:: EXERCISE DETAILS ::
Return every line below as is, leaving out the pictures.

:: Dataset entries ::
>>>
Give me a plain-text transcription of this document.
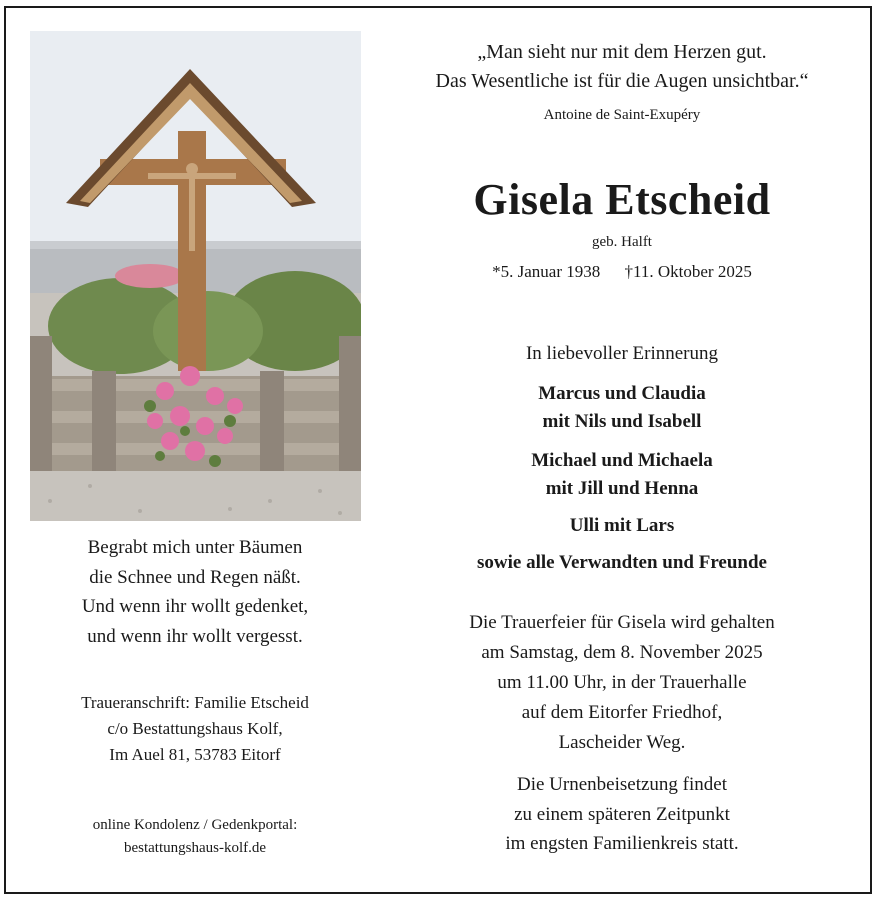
Begrabt mich unter Bäumen
die Schnee und Regen näßt.
Und wenn ihr wollt gedenket,
und wenn ihr wollt vergesst.
Traueranschrift: Familie Etscheid
c/o Bestattungshaus Kolf,
Im Auel 81, 53783 Eitorf
online Kondolenz / Gedenkportal:
bestattungshaus-kolf.de
„Man sieht nur mit dem Herzen gut.
Das Wesentliche ist für die Augen unsichtbar.“
Antoine de Saint-Exupéry
Gisela Etscheid
geb. Halft
*5. Januar 1938 †11. Oktober 2025
In liebevoller Erinnerung
Marcus und Claudia
mit Nils und Isabell
Michael und Michaela
mit Jill und Henna
Ulli mit Lars
sowie alle Verwandten und Freunde
Die Trauerfeier für Gisela wird gehalten
am Samstag, dem 8. November 2025
um 11.00 Uhr, in der Trauerhalle
auf dem Eitorfer Friedhof,
Lascheider Weg.
Die Urnenbeisetzung findet
zu einem späteren Zeitpunkt
im engsten Familienkreis statt.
<<<
:: REPLY ::
Give me a plain-text transcription of this document.
Begrabt mich unter Bäumen
die Schnee und Regen näßt.
Und wenn ihr wollt gedenket,
und wenn ihr wollt vergesst.
Traueranschrift: Familie Etscheid
c/o Bestattungshaus Kolf,
Im Auel 81, 53783 Eitorf
online Kondolenz / Gedenkportal:
bestattungshaus-kolf.de
„Man sieht nur mit dem Herzen gut.
Das Wesentliche ist für die Augen unsichtbar.“
Antoine de Saint-Exupéry
Gisela Etscheid
geb. Halft
*5. Januar 1938 †11. Oktober 2025
In liebevoller Erinnerung
Marcus und Claudia
mit Nils und Isabell
Michael und Michaela
mit Jill und Henna
Ulli mit Lars
sowie alle Verwandten und Freunde
Die Trauerfeier für Gisela wird gehalten
am Samstag, dem 8. November 2025
um 11.00 Uhr, in der Trauerhalle
auf dem Eitorfer Friedhof,
Lascheider Weg.
Die Urnenbeisetzung findet
zu einem späteren Zeitpunkt
im engsten Familienkreis statt.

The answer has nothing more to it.